Your answer should be one number: how many lines of the records hold the string "JSON".

□ □ □ □

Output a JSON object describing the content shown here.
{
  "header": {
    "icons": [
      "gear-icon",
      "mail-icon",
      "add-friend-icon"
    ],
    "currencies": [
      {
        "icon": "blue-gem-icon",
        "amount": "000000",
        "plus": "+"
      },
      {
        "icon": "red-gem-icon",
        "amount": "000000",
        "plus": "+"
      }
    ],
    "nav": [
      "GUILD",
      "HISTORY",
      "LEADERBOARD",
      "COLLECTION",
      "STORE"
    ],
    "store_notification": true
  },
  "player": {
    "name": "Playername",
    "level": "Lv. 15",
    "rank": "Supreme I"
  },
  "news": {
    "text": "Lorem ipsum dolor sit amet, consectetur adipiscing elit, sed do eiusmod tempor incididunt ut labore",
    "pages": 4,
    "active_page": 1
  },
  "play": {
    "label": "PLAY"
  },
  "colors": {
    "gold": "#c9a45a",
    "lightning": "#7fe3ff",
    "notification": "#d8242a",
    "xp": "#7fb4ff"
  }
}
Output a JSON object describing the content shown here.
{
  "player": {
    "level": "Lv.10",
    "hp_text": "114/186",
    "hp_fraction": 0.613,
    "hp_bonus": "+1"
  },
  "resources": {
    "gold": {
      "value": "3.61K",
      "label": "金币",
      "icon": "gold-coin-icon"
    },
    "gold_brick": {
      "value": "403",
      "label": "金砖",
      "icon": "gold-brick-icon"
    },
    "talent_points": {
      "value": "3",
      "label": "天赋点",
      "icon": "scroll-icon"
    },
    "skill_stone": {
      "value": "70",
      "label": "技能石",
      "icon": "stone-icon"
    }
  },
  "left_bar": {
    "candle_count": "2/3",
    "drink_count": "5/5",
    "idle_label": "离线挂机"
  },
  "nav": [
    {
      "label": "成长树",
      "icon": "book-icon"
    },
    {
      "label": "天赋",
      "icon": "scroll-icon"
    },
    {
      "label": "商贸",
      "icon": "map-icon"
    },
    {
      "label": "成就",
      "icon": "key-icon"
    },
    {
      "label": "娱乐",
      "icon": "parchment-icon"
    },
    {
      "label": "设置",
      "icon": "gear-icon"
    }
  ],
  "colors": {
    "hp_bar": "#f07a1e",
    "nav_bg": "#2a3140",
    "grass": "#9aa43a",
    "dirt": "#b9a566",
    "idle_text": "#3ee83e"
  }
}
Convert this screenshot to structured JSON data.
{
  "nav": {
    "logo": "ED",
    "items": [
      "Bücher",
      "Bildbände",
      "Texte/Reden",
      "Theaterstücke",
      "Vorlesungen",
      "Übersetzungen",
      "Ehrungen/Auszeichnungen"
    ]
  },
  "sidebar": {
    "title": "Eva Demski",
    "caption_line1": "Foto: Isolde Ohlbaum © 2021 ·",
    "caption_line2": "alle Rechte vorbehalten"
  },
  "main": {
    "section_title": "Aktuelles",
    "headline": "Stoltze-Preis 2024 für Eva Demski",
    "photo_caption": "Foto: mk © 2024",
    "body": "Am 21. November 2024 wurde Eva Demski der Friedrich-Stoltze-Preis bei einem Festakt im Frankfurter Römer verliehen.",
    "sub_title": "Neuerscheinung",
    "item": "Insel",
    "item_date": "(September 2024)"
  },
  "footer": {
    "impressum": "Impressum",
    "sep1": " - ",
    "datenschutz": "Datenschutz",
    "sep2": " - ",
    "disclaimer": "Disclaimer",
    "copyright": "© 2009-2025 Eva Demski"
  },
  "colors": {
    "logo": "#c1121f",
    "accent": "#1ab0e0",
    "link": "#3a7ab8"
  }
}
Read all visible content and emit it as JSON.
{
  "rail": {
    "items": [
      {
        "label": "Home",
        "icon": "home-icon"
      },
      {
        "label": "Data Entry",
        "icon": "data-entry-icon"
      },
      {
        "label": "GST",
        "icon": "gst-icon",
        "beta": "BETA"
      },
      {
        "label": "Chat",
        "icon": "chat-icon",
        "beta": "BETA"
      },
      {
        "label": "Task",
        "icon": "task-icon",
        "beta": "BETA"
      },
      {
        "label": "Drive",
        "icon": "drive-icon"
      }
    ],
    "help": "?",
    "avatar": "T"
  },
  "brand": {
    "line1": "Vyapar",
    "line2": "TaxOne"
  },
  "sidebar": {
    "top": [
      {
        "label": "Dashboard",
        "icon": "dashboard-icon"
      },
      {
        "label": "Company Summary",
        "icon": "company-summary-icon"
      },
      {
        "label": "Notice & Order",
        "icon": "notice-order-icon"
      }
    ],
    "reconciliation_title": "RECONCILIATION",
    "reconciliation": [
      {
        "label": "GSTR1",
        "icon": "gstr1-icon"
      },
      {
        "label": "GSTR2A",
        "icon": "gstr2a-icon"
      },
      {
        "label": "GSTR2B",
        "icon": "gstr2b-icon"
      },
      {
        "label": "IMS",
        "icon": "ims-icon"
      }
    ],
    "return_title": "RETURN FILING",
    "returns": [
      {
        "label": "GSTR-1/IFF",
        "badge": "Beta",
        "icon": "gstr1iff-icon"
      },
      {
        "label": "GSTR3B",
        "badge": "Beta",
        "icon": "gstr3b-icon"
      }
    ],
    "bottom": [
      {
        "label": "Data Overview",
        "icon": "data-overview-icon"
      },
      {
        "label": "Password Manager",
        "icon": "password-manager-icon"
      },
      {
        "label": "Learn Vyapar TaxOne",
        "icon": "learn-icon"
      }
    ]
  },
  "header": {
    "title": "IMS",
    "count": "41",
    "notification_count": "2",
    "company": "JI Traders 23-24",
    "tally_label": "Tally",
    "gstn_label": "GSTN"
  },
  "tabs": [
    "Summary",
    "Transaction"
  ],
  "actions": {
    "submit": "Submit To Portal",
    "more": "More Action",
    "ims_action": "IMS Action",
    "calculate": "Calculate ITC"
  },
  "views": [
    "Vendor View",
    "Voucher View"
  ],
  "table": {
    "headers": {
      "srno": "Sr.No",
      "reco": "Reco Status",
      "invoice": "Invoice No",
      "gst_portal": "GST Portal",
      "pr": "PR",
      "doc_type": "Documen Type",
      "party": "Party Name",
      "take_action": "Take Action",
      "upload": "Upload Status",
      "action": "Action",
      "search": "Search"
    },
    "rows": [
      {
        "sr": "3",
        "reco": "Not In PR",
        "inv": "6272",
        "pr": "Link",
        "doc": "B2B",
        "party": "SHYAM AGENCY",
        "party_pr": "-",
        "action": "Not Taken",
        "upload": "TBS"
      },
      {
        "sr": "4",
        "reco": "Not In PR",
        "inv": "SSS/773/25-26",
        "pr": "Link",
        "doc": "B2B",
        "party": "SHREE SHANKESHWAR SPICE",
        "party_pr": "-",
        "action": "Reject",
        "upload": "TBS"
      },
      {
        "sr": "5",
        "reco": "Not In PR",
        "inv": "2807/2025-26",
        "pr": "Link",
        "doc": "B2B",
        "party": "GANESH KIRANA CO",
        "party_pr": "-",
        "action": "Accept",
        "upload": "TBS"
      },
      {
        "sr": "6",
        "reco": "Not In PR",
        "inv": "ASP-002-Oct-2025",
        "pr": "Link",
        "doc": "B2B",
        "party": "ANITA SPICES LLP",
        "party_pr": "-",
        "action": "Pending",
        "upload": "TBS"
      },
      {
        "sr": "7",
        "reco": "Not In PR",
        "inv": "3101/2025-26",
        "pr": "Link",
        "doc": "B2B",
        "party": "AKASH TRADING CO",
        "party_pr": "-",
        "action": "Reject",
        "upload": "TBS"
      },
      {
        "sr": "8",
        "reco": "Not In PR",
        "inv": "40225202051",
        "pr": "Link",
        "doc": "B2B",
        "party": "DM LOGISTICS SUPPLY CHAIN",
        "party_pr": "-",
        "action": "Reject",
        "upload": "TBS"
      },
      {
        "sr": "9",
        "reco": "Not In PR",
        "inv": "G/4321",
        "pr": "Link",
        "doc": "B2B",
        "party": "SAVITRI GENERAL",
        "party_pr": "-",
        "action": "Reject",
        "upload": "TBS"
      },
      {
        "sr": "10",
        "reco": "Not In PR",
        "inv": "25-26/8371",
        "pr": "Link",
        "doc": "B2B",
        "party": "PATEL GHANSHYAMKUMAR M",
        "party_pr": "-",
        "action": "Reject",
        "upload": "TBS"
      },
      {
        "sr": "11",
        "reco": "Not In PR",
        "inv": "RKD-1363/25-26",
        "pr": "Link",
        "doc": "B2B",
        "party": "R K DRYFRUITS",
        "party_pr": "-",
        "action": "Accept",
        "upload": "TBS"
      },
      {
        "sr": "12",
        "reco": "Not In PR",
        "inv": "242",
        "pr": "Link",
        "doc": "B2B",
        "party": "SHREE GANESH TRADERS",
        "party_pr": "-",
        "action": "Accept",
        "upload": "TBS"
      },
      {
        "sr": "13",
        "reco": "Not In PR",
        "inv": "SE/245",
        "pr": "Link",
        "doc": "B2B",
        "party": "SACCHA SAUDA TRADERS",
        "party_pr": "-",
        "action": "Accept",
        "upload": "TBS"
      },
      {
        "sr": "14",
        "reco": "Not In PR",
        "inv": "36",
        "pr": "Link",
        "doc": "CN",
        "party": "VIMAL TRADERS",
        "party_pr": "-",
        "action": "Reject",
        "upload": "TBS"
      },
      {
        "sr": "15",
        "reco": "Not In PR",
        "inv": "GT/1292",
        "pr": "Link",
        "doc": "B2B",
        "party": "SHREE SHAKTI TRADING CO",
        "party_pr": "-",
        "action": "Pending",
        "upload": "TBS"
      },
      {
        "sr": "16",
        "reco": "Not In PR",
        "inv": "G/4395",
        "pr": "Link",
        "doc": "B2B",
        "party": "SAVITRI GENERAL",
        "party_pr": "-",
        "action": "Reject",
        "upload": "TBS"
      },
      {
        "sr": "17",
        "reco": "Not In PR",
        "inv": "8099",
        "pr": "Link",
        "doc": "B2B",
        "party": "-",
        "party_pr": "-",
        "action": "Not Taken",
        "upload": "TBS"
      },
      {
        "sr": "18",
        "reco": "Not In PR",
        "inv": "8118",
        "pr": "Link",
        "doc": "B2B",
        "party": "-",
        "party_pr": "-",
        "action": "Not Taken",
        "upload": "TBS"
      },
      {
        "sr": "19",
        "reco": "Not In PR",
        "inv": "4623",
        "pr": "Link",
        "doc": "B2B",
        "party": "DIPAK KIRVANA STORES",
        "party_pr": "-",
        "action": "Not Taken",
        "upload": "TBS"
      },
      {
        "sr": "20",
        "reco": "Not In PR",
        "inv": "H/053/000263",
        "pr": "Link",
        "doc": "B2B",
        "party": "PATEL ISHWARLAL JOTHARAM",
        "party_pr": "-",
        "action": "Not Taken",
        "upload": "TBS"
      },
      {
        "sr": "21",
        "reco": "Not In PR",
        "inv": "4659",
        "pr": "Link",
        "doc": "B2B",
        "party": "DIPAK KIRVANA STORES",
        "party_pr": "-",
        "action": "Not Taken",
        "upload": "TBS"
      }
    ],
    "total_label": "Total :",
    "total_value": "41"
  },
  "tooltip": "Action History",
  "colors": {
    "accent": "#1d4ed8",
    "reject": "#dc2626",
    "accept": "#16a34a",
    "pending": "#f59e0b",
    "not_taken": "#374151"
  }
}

□ □ □ □

TASK SOLUTION:
4